### Work to do
Restate the records in their entirety, word for word.

(Source records)
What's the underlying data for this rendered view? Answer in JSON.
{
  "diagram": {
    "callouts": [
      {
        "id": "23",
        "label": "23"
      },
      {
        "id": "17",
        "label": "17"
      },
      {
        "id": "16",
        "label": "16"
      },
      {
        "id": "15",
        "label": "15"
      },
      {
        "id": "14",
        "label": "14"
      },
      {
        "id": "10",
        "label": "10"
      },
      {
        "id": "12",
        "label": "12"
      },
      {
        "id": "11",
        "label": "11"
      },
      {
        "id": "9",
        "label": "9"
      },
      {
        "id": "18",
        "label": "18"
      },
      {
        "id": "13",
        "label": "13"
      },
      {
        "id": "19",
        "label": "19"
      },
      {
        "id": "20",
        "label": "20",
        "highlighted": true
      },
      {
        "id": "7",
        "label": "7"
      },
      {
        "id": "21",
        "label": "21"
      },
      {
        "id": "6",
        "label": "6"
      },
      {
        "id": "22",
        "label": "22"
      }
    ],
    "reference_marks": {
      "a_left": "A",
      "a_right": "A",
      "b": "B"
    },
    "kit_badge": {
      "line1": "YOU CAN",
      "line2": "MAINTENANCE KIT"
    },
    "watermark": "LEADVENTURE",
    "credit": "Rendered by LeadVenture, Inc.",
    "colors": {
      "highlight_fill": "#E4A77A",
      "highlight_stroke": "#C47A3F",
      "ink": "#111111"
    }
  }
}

### Task result
What's the underlying data for this rendered view? Answer in JSON.
{
  "diagram": {
    "callouts": [
      {
        "id": "23",
        "label": "23"
      },
      {
        "id": "17",
        "label": "17"
      },
      {
        "id": "16",
        "label": "16"
      },
      {
        "id": "15",
        "label": "15"
      },
      {
        "id": "14",
        "label": "14"
      },
      {
        "id": "10",
        "label": "10"
      },
      {
        "id": "12",
        "label": "12"
      },
      {
        "id": "11",
        "label": "11"
      },
      {
        "id": "9",
        "label": "9"
      },
      {
        "id": "18",
        "label": "18"
      },
      {
        "id": "13",
        "label": "13"
      },
      {
        "id": "19",
        "label": "19"
      },
      {
        "id": "20",
        "label": "20",
        "highlighted": true
      },
      {
        "id": "7",
        "label": "7"
      },
      {
        "id": "21",
        "label": "21"
      },
      {
        "id": "6",
        "label": "6"
      },
      {
        "id": "22",
        "label": "22"
      }
    ],
    "reference_marks": {
      "a_left": "A",
      "a_right": "A",
      "b": "B"
    },
    "kit_badge": {
      "line1": "YOU CAN",
      "line2": "MAINTENANCE KIT"
    },
    "watermark": "LEADVENTURE",
    "credit": "Rendered by LeadVenture, Inc.",
    "colors": {
      "highlight_fill": "#E4A77A",
      "highlight_stroke": "#C47A3F",
      "ink": "#111111"
    }
  }
}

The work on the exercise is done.